#### Dataset entries

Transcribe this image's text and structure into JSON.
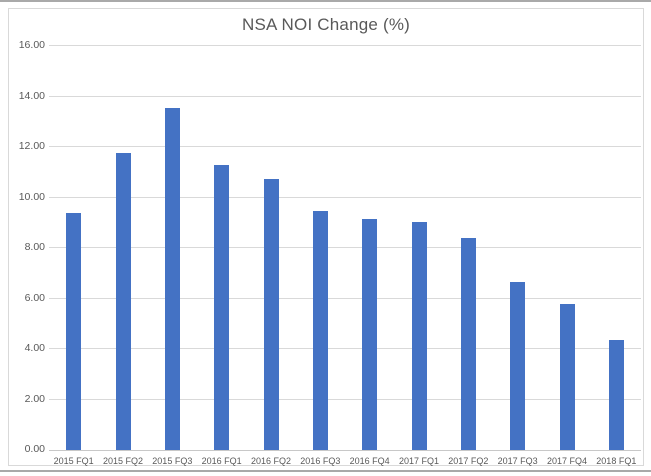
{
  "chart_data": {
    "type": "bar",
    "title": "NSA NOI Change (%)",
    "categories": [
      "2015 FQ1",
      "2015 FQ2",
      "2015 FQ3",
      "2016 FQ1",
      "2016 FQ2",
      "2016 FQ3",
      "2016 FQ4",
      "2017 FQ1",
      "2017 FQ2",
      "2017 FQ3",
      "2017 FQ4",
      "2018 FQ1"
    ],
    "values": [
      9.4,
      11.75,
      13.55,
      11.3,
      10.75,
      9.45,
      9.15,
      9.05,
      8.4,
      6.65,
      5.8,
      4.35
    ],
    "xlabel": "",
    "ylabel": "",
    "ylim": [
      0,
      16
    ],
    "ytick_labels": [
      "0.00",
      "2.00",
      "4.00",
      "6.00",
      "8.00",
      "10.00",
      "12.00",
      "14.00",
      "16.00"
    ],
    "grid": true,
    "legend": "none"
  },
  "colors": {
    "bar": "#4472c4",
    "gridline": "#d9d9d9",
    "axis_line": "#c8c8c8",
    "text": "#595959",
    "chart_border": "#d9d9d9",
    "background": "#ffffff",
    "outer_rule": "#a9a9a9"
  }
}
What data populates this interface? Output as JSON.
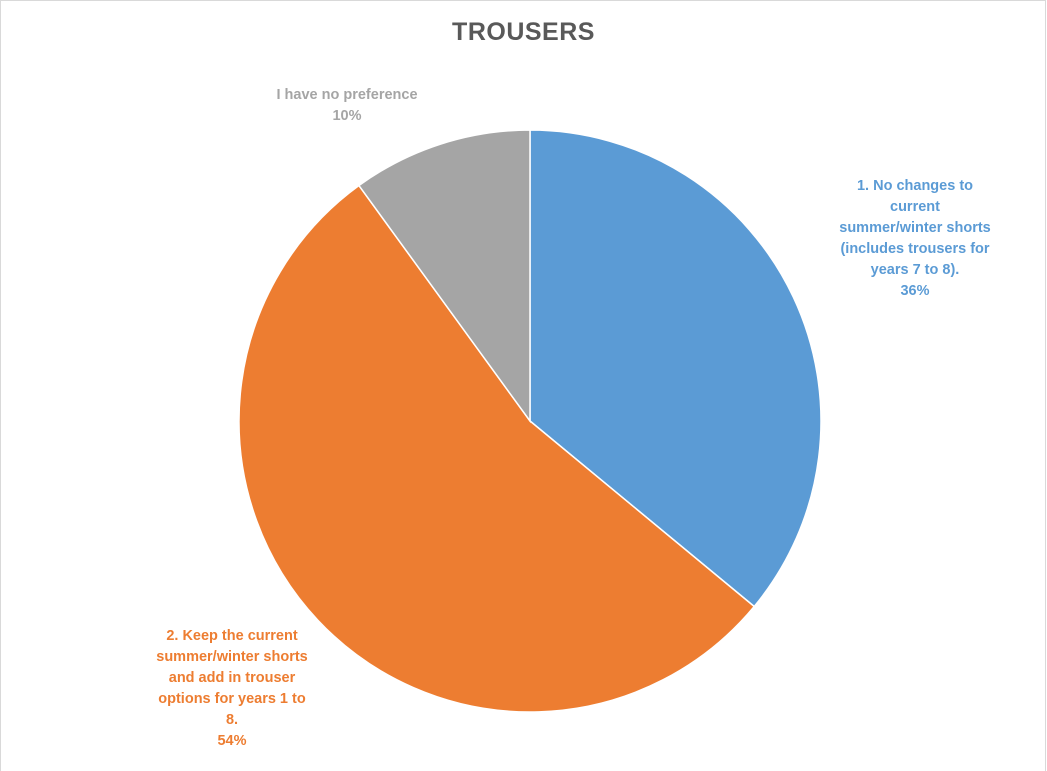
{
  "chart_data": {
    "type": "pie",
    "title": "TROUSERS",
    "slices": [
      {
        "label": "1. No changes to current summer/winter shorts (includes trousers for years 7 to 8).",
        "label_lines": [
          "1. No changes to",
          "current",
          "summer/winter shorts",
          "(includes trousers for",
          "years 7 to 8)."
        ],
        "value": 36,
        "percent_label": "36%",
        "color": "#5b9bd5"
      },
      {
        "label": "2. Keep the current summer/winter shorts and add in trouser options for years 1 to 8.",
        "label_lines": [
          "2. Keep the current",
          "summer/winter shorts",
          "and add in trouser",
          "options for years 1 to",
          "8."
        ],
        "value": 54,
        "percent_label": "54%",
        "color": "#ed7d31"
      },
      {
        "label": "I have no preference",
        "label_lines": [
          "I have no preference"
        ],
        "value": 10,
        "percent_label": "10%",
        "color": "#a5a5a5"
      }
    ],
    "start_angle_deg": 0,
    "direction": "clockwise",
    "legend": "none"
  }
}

########
#### Dataset entries

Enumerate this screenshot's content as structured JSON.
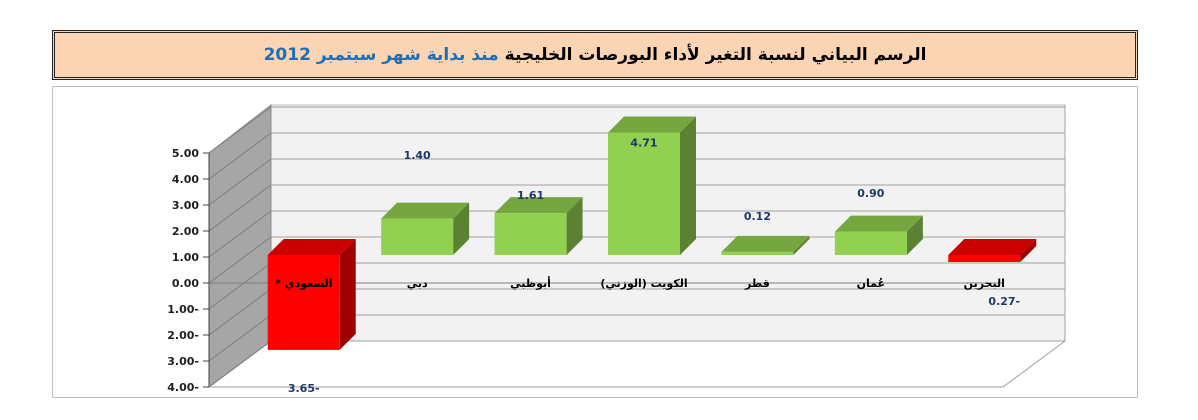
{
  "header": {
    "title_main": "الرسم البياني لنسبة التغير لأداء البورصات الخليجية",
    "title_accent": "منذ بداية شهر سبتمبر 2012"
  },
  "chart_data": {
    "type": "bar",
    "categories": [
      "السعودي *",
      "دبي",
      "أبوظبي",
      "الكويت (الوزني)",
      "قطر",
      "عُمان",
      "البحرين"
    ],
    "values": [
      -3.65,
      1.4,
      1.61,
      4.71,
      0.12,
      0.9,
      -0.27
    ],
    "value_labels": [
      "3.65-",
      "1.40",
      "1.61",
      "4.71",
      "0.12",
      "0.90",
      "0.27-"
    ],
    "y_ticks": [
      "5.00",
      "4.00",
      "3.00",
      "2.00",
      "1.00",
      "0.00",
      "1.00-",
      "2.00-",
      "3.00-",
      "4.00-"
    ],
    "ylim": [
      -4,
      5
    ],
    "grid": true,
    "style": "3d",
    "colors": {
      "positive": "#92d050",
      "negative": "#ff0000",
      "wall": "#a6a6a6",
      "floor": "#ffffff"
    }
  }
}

########

*What is asked*
Extract, from the listing above, every line where the string "have" occurs.

*The solution*
        "label": "I have no preference",
          "I have no preference"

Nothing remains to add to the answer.